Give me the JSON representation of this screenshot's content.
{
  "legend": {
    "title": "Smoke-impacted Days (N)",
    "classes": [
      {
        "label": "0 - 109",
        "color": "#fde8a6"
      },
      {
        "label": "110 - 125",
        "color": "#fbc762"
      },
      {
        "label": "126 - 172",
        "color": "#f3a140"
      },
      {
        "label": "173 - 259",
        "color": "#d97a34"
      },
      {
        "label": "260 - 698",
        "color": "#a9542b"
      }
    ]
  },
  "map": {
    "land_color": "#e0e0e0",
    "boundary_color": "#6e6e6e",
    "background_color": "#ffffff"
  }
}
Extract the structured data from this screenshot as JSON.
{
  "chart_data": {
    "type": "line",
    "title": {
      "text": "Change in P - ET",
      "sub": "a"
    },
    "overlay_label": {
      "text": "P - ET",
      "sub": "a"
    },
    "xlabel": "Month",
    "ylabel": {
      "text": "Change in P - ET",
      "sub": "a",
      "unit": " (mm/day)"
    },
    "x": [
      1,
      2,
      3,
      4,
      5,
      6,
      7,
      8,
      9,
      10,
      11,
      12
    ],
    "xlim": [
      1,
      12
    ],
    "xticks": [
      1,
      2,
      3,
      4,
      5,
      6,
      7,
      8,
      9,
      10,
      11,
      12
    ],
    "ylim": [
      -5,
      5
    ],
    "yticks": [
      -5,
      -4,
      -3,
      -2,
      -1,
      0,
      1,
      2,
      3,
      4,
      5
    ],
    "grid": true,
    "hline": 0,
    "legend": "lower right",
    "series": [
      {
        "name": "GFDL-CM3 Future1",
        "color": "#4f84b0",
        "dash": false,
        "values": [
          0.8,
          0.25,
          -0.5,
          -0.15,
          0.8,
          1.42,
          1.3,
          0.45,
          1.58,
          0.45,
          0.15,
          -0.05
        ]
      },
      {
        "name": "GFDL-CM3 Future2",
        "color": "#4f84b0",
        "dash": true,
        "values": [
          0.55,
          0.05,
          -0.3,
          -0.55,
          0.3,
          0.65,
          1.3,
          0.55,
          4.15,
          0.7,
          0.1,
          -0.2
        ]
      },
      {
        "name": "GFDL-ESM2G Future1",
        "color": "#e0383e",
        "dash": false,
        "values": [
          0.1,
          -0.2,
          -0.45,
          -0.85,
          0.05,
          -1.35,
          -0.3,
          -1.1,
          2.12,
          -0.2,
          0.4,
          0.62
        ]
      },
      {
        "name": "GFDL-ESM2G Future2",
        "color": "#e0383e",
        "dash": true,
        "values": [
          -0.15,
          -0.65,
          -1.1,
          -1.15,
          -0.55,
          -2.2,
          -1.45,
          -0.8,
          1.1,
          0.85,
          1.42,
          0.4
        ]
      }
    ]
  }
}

_ _ _ _

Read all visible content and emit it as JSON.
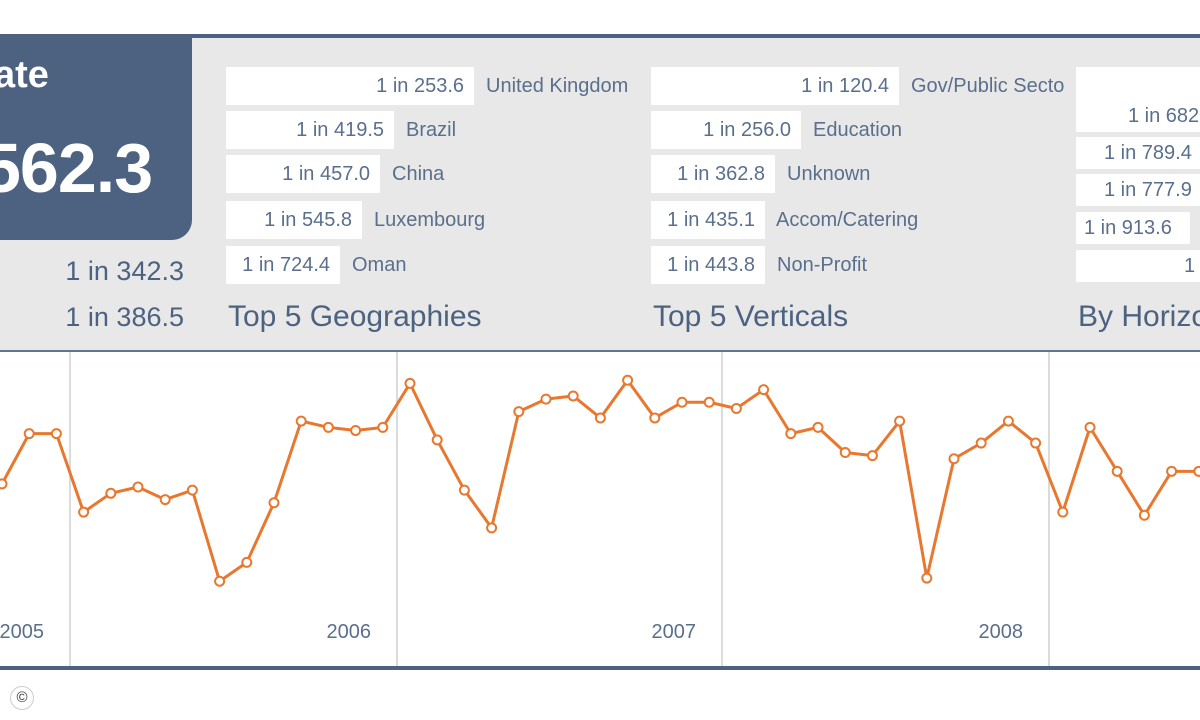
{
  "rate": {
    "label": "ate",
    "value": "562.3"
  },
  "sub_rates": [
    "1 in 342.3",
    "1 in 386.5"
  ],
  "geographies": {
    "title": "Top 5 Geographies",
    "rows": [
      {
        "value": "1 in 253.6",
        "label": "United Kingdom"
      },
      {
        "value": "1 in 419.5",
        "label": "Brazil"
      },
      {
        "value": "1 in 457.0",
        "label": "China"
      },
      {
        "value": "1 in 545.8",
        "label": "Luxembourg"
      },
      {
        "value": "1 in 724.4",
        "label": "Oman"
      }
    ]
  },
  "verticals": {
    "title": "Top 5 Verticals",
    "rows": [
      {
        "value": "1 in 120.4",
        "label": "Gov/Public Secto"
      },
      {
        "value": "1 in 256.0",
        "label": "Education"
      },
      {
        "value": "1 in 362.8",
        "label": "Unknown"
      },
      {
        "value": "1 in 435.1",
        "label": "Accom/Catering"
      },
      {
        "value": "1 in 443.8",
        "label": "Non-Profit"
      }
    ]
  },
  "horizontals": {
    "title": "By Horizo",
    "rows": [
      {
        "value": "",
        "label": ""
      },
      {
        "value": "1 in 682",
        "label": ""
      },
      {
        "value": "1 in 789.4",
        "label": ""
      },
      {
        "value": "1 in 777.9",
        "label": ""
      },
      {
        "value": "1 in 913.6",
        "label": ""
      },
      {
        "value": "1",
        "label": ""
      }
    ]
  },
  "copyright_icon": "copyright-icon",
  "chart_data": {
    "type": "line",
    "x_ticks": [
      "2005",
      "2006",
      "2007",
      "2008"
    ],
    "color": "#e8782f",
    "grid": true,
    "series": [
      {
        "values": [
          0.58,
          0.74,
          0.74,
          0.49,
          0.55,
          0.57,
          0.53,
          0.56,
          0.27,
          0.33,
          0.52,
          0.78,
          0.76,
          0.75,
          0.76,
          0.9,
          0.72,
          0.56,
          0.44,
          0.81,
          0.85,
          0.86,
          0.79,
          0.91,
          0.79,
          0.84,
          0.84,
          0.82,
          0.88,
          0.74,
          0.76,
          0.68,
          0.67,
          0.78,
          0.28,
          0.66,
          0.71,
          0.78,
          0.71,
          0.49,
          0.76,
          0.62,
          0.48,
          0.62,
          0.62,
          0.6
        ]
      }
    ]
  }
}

_ _ _ _

TASK TO COMPLETE: Go through the records and show every line with the string "JSON" in it.

WRITTEN ANSWER:
Give me the JSON representation of this screenshot's content.
Extract the structured data from this screenshot as JSON.
Read all visible content and emit it as JSON.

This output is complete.